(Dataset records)
══════════════════════════════

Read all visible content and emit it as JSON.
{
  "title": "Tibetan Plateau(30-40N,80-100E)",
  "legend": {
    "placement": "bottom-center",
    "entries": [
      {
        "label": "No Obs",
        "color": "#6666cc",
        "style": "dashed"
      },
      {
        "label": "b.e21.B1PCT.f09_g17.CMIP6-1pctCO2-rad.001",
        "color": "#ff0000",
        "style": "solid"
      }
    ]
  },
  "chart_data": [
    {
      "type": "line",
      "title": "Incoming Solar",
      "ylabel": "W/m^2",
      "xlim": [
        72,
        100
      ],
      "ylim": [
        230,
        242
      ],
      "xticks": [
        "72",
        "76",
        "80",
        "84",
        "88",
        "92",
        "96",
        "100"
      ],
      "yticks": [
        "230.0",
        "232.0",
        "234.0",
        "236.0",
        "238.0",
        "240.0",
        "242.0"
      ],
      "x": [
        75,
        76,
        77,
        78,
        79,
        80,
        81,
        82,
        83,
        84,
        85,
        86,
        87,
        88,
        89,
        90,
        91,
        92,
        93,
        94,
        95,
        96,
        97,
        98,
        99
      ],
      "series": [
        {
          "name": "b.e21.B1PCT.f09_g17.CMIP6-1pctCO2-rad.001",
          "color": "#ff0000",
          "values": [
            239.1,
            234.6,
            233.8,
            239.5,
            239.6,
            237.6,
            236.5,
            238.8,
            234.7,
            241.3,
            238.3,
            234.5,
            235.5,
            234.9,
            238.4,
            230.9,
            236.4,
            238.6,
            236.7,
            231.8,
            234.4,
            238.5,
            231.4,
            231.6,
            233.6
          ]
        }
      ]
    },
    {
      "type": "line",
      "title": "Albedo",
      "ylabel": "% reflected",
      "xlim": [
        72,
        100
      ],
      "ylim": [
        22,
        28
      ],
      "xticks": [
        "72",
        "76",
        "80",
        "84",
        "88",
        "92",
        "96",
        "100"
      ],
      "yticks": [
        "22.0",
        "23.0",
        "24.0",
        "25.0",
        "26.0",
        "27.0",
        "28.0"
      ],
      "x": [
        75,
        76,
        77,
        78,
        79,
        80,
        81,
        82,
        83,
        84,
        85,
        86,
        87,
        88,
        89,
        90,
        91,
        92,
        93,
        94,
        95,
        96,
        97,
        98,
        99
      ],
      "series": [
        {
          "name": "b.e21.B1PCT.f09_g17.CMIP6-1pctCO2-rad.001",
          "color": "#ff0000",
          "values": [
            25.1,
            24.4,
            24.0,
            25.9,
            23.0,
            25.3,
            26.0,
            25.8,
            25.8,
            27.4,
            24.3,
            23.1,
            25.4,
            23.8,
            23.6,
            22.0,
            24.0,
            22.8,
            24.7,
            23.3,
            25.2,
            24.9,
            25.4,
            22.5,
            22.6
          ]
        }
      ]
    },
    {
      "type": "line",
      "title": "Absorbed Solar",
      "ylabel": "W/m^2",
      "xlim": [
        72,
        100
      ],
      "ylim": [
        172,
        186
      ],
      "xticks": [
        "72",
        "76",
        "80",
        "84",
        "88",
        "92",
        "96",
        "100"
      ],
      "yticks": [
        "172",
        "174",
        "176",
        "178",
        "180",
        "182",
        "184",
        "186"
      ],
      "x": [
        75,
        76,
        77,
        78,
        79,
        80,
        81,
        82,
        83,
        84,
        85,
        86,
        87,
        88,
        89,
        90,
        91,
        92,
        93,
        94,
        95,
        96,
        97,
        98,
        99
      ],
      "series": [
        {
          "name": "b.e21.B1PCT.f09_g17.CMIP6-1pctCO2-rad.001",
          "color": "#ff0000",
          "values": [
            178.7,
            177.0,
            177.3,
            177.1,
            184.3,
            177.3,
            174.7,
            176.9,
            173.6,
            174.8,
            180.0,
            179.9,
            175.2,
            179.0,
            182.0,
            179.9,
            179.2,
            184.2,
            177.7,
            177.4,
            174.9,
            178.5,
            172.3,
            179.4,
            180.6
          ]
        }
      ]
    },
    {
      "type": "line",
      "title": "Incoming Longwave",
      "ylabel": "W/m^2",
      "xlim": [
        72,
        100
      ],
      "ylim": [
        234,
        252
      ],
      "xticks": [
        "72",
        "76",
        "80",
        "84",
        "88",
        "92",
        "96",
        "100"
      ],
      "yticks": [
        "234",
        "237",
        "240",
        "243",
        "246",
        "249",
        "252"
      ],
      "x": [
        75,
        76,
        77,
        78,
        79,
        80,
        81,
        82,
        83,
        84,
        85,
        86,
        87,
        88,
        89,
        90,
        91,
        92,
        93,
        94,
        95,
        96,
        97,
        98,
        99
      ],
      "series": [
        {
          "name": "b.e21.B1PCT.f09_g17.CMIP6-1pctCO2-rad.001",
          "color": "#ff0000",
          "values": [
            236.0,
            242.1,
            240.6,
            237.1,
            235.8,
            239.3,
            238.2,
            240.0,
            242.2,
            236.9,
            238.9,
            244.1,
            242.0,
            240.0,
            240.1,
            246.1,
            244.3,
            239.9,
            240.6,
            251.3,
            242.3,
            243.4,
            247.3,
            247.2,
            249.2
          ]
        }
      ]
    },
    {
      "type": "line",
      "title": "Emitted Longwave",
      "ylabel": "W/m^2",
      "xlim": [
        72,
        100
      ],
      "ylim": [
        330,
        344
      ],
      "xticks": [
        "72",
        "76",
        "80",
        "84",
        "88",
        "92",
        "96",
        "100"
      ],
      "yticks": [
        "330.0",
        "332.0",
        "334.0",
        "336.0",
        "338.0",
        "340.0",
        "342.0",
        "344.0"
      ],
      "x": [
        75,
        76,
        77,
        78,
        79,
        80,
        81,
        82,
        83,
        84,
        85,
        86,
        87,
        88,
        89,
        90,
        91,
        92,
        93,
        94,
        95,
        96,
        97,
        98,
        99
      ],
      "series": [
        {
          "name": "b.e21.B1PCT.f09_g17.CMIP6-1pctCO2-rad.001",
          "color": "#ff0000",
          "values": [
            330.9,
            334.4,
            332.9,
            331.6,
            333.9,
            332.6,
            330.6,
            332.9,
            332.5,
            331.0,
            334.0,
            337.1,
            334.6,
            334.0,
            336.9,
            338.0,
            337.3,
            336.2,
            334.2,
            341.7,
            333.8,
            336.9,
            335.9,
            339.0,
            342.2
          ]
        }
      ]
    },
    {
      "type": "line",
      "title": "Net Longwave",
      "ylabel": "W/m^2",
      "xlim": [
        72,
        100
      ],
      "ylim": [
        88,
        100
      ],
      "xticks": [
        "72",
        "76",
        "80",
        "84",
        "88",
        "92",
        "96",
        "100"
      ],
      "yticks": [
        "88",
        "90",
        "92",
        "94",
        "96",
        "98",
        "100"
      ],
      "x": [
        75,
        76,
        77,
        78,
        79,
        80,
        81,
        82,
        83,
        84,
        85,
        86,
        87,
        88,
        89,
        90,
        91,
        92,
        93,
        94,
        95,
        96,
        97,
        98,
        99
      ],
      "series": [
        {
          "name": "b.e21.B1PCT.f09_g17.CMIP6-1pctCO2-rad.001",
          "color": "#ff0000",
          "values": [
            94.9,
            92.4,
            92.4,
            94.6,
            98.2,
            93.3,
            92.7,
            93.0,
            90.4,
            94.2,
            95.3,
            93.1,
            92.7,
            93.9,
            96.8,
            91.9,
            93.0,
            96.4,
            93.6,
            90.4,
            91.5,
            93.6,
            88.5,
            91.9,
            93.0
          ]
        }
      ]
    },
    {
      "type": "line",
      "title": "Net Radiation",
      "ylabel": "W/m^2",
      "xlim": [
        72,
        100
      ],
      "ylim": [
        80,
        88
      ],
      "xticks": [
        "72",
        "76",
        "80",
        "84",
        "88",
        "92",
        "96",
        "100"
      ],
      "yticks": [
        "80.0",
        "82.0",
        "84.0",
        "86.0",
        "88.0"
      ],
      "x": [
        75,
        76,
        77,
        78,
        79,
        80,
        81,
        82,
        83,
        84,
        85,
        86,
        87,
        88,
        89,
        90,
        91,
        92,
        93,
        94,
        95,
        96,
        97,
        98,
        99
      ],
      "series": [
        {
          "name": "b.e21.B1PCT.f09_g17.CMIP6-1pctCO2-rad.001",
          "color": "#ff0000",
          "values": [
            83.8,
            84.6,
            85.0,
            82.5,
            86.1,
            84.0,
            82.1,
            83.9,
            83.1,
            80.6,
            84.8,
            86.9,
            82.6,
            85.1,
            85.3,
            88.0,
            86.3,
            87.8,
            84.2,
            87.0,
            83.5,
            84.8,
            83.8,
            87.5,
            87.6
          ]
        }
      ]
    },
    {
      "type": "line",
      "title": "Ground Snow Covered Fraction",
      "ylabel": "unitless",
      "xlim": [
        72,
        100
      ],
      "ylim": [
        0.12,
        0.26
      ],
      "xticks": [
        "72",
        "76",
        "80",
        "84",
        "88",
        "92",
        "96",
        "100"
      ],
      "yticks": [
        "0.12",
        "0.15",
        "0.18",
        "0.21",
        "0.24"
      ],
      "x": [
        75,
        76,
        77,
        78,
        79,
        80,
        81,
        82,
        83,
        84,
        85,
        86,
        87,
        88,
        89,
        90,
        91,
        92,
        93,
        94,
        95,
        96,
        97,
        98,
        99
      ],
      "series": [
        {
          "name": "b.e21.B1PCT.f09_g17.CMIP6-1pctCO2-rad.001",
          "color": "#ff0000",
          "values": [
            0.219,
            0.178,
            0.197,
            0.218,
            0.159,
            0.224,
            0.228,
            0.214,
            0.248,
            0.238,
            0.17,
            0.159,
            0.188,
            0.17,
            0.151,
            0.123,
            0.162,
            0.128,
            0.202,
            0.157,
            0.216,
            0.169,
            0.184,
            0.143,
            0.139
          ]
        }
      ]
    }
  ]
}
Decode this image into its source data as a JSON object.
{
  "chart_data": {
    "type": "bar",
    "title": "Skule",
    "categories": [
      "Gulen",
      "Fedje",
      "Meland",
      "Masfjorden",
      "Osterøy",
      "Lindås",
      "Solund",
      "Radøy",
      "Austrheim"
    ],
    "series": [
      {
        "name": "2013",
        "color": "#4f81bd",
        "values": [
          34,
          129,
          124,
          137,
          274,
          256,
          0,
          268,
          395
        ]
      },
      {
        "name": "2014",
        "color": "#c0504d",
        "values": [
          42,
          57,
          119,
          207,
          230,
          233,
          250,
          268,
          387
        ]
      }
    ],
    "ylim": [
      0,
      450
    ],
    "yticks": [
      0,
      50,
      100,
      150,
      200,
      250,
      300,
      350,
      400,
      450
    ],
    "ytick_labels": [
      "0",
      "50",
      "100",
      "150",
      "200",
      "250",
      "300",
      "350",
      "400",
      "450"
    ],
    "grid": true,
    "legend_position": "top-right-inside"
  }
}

══════════════════════════════

• [Your objective]: Take the line that contains "Decode this image" and every line after it through the end of the listing above, and repeat them exactly.

• [Exercise answer]:
Decode this image into its source data as a JSON object.
{
  "chart_data": {
    "type": "bar",
    "title": "Skule",
    "categories": [
      "Gulen",
      "Fedje",
      "Meland",
      "Masfjorden",
      "Osterøy",
      "Lindås",
      "Solund",
      "Radøy",
      "Austrheim"
    ],
    "series": [
      {
        "name": "2013",
        "color": "#4f81bd",
        "values": [
          34,
          129,
          124,
          137,
          274,
          256,
          0,
          268,
          395
        ]
      },
      {
        "name": "2014",
        "color": "#c0504d",
        "values": [
          42,
          57,
          119,
          207,
          230,
          233,
          250,
          268,
          387
        ]
      }
    ],
    "ylim": [
      0,
      450
    ],
    "yticks": [
      0,
      50,
      100,
      150,
      200,
      250,
      300,
      350,
      400,
      450
    ],
    "ytick_labels": [
      "0",
      "50",
      "100",
      "150",
      "200",
      "250",
      "300",
      "350",
      "400",
      "450"
    ],
    "grid": true,
    "legend_position": "top-right-inside"
  }
}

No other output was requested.